EXERCISE GOAL: Each line should be copied exactly.

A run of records
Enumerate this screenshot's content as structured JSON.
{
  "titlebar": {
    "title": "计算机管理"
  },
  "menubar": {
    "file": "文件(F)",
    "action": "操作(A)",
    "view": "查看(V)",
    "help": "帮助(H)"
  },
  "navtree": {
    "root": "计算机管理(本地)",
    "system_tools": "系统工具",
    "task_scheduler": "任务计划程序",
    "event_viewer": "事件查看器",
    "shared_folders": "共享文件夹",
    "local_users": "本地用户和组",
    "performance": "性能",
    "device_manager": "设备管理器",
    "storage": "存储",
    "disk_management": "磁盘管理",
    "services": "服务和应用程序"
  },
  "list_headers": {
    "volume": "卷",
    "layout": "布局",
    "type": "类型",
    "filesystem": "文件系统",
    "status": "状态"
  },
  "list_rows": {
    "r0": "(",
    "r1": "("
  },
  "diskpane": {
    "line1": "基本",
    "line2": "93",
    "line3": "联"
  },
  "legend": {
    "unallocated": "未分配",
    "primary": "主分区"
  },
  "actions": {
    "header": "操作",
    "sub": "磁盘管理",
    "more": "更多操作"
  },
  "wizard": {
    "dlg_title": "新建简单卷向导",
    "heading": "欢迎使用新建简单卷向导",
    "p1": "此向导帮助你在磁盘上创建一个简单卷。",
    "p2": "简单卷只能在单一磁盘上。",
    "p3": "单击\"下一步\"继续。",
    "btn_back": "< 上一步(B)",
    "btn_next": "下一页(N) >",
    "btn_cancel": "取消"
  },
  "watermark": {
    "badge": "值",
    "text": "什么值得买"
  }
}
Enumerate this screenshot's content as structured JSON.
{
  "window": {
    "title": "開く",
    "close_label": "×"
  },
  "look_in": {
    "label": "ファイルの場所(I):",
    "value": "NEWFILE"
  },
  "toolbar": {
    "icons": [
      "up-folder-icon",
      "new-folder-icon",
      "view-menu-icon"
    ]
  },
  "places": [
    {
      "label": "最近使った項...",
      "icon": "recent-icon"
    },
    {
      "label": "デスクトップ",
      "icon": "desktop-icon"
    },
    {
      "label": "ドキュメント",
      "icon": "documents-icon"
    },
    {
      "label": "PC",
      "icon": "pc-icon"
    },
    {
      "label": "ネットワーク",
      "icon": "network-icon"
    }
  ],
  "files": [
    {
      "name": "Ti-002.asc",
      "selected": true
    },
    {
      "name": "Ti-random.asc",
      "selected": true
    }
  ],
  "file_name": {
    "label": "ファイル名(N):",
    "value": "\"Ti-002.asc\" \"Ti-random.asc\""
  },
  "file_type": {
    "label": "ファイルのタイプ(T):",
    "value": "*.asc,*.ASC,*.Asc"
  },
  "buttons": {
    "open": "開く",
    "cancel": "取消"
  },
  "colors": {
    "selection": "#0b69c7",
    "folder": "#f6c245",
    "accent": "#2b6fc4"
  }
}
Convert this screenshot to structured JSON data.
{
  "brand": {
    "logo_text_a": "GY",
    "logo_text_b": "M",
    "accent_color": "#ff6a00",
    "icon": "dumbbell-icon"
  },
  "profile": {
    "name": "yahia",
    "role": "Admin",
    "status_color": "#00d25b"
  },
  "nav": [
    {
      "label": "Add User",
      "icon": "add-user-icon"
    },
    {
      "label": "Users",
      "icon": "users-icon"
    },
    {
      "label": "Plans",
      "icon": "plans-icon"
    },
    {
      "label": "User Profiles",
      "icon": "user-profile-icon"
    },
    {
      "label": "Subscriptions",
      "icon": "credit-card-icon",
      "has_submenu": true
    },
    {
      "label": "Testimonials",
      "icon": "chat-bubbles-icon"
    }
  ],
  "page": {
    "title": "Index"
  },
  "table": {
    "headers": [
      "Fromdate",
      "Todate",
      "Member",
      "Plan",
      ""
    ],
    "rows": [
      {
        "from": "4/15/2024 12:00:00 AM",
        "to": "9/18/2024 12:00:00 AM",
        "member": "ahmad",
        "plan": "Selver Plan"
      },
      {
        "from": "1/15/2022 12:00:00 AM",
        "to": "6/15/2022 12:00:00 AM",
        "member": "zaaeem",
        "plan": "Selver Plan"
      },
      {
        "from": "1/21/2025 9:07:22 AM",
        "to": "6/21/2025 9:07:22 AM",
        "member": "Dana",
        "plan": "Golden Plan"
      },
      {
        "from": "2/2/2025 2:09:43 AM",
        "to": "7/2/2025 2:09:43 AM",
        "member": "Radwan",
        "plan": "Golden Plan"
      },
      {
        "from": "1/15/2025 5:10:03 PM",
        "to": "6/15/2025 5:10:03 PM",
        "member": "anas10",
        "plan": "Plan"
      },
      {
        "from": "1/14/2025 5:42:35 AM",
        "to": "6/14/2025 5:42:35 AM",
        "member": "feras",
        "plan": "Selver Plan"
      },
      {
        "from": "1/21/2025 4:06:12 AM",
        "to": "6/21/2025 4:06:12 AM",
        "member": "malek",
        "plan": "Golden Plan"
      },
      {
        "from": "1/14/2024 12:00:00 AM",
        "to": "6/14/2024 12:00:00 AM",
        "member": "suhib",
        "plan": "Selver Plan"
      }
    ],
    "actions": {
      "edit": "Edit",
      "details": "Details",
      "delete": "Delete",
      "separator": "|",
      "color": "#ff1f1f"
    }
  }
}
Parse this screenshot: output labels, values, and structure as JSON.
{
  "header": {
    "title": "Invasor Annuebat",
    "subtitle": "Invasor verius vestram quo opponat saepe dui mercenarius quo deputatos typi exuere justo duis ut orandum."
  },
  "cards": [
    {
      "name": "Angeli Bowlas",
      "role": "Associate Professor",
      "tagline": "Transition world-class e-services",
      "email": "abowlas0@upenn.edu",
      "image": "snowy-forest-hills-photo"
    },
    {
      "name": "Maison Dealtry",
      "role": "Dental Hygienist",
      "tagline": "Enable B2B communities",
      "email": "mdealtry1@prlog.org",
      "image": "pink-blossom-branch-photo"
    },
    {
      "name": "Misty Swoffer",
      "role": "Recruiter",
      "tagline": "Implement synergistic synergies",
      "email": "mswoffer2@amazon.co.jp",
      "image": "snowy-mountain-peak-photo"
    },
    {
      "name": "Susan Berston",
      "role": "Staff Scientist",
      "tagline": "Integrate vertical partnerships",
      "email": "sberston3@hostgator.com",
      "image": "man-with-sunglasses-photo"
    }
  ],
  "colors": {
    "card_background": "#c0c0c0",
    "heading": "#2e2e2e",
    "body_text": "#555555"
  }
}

CORRECT RESPONSE:
Enumerate this screenshot's content as structured JSON.
{
  "titlebar": {
    "title": "计算机管理"
  },
  "menubar": {
    "file": "文件(F)",
    "action": "操作(A)",
    "view": "查看(V)",
    "help": "帮助(H)"
  },
  "navtree": {
    "root": "计算机管理(本地)",
    "system_tools": "系统工具",
    "task_scheduler": "任务计划程序",
    "event_viewer": "事件查看器",
    "shared_folders": "共享文件夹",
    "local_users": "本地用户和组",
    "performance": "性能",
    "device_manager": "设备管理器",
    "storage": "存储",
    "disk_management": "磁盘管理",
    "services": "服务和应用程序"
  },
  "list_headers": {
    "volume": "卷",
    "layout": "布局",
    "type": "类型",
    "filesystem": "文件系统",
    "status": "状态"
  },
  "list_rows": {
    "r0": "(",
    "r1": "("
  },
  "diskpane": {
    "line1": "基本",
    "line2": "93",
    "line3": "联"
  },
  "legend": {
    "unallocated": "未分配",
    "primary": "主分区"
  },
  "actions": {
    "header": "操作",
    "sub": "磁盘管理",
    "more": "更多操作"
  },
  "wizard": {
    "dlg_title": "新建简单卷向导",
    "heading": "欢迎使用新建简单卷向导",
    "p1": "此向导帮助你在磁盘上创建一个简单卷。",
    "p2": "简单卷只能在单一磁盘上。",
    "p3": "单击\"下一步\"继续。",
    "btn_back": "< 上一步(B)",
    "btn_next": "下一页(N) >",
    "btn_cancel": "取消"
  },
  "watermark": {
    "badge": "值",
    "text": "什么值得买"
  }
}
Enumerate this screenshot's content as structured JSON.
{
  "window": {
    "title": "開く",
    "close_label": "×"
  },
  "look_in": {
    "label": "ファイルの場所(I):",
    "value": "NEWFILE"
  },
  "toolbar": {
    "icons": [
      "up-folder-icon",
      "new-folder-icon",
      "view-menu-icon"
    ]
  },
  "places": [
    {
      "label": "最近使った項...",
      "icon": "recent-icon"
    },
    {
      "label": "デスクトップ",
      "icon": "desktop-icon"
    },
    {
      "label": "ドキュメント",
      "icon": "documents-icon"
    },
    {
      "label": "PC",
      "icon": "pc-icon"
    },
    {
      "label": "ネットワーク",
      "icon": "network-icon"
    }
  ],
  "files": [
    {
      "name": "Ti-002.asc",
      "selected": true
    },
    {
      "name": "Ti-random.asc",
      "selected": true
    }
  ],
  "file_name": {
    "label": "ファイル名(N):",
    "value": "\"Ti-002.asc\" \"Ti-random.asc\""
  },
  "file_type": {
    "label": "ファイルのタイプ(T):",
    "value": "*.asc,*.ASC,*.Asc"
  },
  "buttons": {
    "open": "開く",
    "cancel": "取消"
  },
  "colors": {
    "selection": "#0b69c7",
    "folder": "#f6c245",
    "accent": "#2b6fc4"
  }
}
Convert this screenshot to structured JSON data.
{
  "brand": {
    "logo_text_a": "GY",
    "logo_text_b": "M",
    "accent_color": "#ff6a00",
    "icon": "dumbbell-icon"
  },
  "profile": {
    "name": "yahia",
    "role": "Admin",
    "status_color": "#00d25b"
  },
  "nav": [
    {
      "label": "Add User",
      "icon": "add-user-icon"
    },
    {
      "label": "Users",
      "icon": "users-icon"
    },
    {
      "label": "Plans",
      "icon": "plans-icon"
    },
    {
      "label": "User Profiles",
      "icon": "user-profile-icon"
    },
    {
      "label": "Subscriptions",
      "icon": "credit-card-icon",
      "has_submenu": true
    },
    {
      "label": "Testimonials",
      "icon": "chat-bubbles-icon"
    }
  ],
  "page": {
    "title": "Index"
  },
  "table": {
    "headers": [
      "Fromdate",
      "Todate",
      "Member",
      "Plan",
      ""
    ],
    "rows": [
      {
        "from": "4/15/2024 12:00:00 AM",
        "to": "9/18/2024 12:00:00 AM",
        "member": "ahmad",
        "plan": "Selver Plan"
      },
      {
        "from": "1/15/2022 12:00:00 AM",
        "to": "6/15/2022 12:00:00 AM",
        "member": "zaaeem",
        "plan": "Selver Plan"
      },
      {
        "from": "1/21/2025 9:07:22 AM",
        "to": "6/21/2025 9:07:22 AM",
        "member": "Dana",
        "plan": "Golden Plan"
      },
      {
        "from": "2/2/2025 2:09:43 AM",
        "to": "7/2/2025 2:09:43 AM",
        "member": "Radwan",
        "plan": "Golden Plan"
      },
      {
        "from": "1/15/2025 5:10:03 PM",
        "to": "6/15/2025 5:10:03 PM",
        "member": "anas10",
        "plan": "Plan"
      },
      {
        "from": "1/14/2025 5:42:35 AM",
        "to": "6/14/2025 5:42:35 AM",
        "member": "feras",
        "plan": "Selver Plan"
      },
      {
        "from": "1/21/2025 4:06:12 AM",
        "to": "6/21/2025 4:06:12 AM",
        "member": "malek",
        "plan": "Golden Plan"
      },
      {
        "from": "1/14/2024 12:00:00 AM",
        "to": "6/14/2024 12:00:00 AM",
        "member": "suhib",
        "plan": "Selver Plan"
      }
    ],
    "actions": {
      "edit": "Edit",
      "details": "Details",
      "delete": "Delete",
      "separator": "|",
      "color": "#ff1f1f"
    }
  }
}
Parse this screenshot: output labels, values, and structure as JSON.
{
  "header": {
    "title": "Invasor Annuebat",
    "subtitle": "Invasor verius vestram quo opponat saepe dui mercenarius quo deputatos typi exuere justo duis ut orandum."
  },
  "cards": [
    {
      "name": "Angeli Bowlas",
      "role": "Associate Professor",
      "tagline": "Transition world-class e-services",
      "email": "abowlas0@upenn.edu",
      "image": "snowy-forest-hills-photo"
    },
    {
      "name": "Maison Dealtry",
      "role": "Dental Hygienist",
      "tagline": "Enable B2B communities",
      "email": "mdealtry1@prlog.org",
      "image": "pink-blossom-branch-photo"
    },
    {
      "name": "Misty Swoffer",
      "role": "Recruiter",
      "tagline": "Implement synergistic synergies",
      "email": "mswoffer2@amazon.co.jp",
      "image": "snowy-mountain-peak-photo"
    },
    {
      "name": "Susan Berston",
      "role": "Staff Scientist",
      "tagline": "Integrate vertical partnerships",
      "email": "sberston3@hostgator.com",
      "image": "man-with-sunglasses-photo"
    }
  ],
  "colors": {
    "card_background": "#c0c0c0",
    "heading": "#2e2e2e",
    "body_text": "#555555"
  }
}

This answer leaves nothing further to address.